>> START Record extracts

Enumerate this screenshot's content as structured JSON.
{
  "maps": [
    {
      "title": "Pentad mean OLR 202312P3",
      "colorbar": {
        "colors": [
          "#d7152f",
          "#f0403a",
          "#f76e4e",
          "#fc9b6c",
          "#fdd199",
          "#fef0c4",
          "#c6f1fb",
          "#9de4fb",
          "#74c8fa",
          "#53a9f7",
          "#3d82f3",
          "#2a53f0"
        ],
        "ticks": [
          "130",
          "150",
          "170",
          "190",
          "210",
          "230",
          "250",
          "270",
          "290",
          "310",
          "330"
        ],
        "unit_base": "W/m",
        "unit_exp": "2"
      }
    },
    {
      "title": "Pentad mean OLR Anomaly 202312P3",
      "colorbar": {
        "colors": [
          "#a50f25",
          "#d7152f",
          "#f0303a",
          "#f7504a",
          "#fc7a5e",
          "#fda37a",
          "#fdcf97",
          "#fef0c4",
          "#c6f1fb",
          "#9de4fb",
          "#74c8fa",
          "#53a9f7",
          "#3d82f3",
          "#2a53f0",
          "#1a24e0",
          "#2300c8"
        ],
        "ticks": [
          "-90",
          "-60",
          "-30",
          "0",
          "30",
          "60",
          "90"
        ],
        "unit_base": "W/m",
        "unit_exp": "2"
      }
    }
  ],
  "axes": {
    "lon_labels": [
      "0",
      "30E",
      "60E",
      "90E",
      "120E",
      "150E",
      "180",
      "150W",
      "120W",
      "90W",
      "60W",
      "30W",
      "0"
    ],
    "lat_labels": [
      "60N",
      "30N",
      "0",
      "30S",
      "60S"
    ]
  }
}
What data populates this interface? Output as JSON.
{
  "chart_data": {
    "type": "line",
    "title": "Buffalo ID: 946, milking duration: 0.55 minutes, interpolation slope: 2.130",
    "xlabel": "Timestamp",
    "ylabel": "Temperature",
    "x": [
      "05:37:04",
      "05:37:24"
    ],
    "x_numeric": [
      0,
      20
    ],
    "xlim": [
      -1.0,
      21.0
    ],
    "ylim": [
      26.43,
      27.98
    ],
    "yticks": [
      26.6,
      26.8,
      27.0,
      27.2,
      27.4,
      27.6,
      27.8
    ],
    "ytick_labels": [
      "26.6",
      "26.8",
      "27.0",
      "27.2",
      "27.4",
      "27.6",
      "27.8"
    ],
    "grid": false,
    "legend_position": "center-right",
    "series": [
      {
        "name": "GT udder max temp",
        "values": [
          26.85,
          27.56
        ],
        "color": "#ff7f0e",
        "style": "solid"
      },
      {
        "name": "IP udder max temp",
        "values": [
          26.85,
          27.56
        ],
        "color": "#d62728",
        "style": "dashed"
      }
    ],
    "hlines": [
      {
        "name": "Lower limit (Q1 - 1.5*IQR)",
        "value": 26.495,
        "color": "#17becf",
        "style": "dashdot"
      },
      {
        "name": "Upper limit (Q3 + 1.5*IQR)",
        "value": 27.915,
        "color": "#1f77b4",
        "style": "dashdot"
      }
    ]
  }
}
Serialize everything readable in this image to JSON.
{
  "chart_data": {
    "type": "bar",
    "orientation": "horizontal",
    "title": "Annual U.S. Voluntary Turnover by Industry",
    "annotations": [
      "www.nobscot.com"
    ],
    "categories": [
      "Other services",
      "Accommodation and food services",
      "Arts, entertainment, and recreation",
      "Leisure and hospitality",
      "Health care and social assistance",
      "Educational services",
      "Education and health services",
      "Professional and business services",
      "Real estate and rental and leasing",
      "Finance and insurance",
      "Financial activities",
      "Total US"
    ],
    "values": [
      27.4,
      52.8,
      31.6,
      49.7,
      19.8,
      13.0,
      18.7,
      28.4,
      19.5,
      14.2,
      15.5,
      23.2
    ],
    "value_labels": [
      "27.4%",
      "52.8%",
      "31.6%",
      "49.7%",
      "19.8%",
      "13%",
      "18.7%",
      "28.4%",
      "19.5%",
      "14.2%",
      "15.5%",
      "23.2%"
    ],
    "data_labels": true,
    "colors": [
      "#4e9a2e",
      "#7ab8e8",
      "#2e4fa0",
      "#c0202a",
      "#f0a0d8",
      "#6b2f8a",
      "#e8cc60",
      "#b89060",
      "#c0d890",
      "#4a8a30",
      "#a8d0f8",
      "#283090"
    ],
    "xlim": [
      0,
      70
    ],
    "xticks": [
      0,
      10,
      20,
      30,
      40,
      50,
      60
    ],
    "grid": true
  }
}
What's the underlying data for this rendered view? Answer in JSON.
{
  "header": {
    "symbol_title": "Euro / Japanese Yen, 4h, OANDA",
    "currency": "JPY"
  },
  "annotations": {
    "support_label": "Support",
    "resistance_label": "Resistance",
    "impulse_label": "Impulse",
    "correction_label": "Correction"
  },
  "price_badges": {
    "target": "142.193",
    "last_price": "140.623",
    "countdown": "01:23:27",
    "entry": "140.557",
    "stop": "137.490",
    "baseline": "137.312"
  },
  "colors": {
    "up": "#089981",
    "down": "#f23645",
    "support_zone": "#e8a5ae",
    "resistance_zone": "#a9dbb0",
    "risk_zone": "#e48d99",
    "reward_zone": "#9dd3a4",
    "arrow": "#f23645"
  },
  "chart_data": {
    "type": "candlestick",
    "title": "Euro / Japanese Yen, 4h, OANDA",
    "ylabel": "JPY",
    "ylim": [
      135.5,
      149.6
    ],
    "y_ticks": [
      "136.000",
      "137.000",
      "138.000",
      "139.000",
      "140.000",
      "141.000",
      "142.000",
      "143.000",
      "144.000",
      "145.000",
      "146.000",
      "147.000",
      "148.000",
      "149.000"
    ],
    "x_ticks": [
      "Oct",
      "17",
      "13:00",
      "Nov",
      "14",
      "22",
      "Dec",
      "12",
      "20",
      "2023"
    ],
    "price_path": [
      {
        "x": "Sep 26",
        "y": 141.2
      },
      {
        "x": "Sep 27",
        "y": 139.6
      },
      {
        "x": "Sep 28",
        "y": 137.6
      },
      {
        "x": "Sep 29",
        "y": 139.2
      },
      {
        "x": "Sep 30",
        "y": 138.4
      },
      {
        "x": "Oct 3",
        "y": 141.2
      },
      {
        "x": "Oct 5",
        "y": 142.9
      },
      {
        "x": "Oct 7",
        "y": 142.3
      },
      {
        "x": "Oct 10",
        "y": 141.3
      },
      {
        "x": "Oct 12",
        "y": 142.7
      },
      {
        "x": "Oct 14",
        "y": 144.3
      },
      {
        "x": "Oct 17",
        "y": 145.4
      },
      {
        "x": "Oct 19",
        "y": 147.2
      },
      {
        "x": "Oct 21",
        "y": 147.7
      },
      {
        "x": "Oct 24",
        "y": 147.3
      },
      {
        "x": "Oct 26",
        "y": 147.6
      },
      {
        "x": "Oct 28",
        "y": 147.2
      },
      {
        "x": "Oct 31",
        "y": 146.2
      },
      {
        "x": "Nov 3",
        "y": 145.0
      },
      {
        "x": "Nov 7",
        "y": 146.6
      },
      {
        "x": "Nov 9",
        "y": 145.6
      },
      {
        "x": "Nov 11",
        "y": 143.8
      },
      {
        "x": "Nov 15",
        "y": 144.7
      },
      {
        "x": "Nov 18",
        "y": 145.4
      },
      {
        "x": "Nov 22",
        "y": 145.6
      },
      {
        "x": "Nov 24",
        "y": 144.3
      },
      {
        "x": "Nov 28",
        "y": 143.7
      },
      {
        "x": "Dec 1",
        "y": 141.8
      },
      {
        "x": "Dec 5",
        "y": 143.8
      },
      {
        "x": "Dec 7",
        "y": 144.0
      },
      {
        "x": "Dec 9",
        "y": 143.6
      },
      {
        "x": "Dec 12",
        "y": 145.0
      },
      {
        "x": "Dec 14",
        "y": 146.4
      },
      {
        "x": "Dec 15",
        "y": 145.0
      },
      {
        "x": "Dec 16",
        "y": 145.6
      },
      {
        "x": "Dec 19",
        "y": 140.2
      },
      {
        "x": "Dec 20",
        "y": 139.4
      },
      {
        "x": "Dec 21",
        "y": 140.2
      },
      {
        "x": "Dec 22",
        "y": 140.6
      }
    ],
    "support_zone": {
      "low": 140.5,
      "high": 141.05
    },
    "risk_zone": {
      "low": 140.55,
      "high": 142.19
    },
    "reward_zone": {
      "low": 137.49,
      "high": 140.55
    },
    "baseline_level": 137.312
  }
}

>> END Record extracts

List the lines that contain the word "style".

        "style": "solid"
        "style": "dashed"
        "style": "dashdot"
        "style": "dashdot"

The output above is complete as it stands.